Leave out the images; return the rest of the data exactly.
########################################
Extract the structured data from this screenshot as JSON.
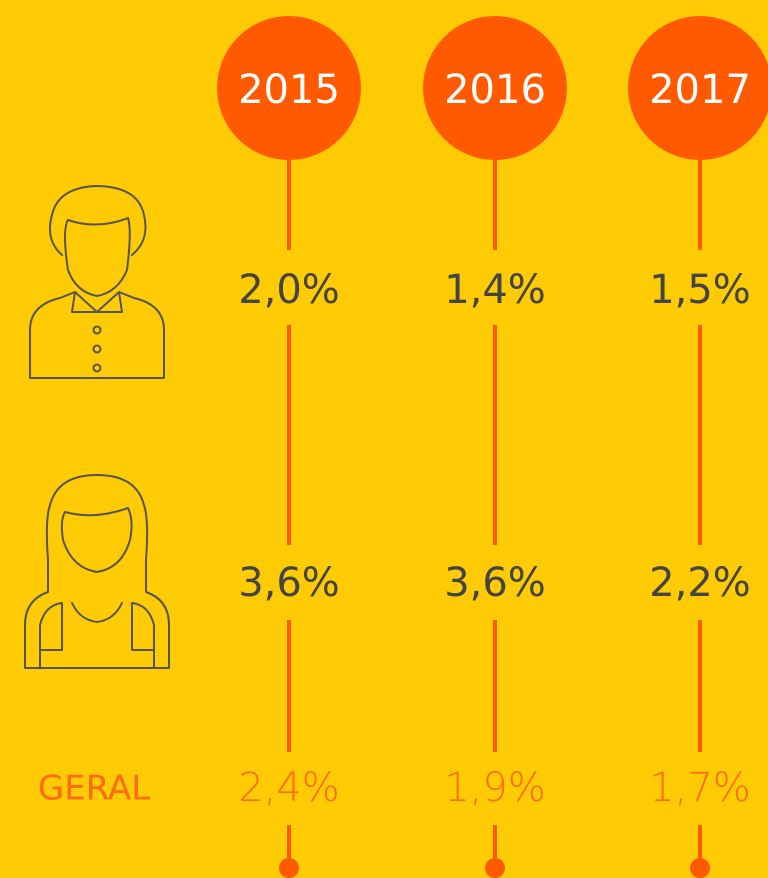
{
  "years": [
    "2015",
    "2016",
    "2017"
  ],
  "rows": [
    {
      "values": [
        "2,0%",
        "1,4%",
        "1,5%"
      ]
    },
    {
      "values": [
        "3,6%",
        "3,6%",
        "2,2%"
      ]
    },
    {
      "label": "GERAL",
      "values": [
        "2,4%",
        "1,9%",
        "1,7%"
      ]
    }
  ]
}
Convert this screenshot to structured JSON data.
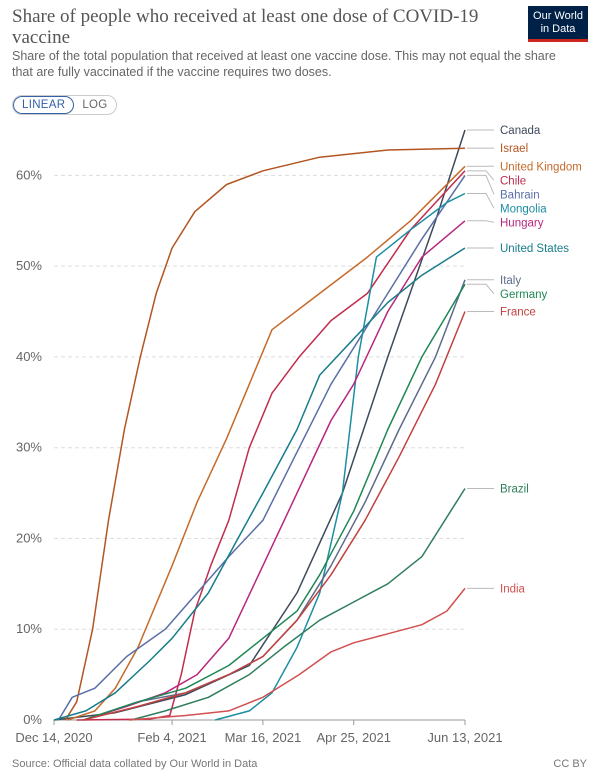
########################################
* _Answer to this exercise_:
Extract the structured data from this screenshot as JSON.
{
  "years": [
    "2015",
    "2016",
    "2017"
  ],
  "rows": [
    {
      "values": [
        "2,0%",
        "1,4%",
        "1,5%"
      ]
    },
    {
      "values": [
        "3,6%",
        "3,6%",
        "2,2%"
      ]
    },
    {
      "label": "GERAL",
      "values": [
        "2,4%",
        "1,9%",
        "1,7%"
      ]
    }
  ]
}
Convert this screenshot to structured JSON data.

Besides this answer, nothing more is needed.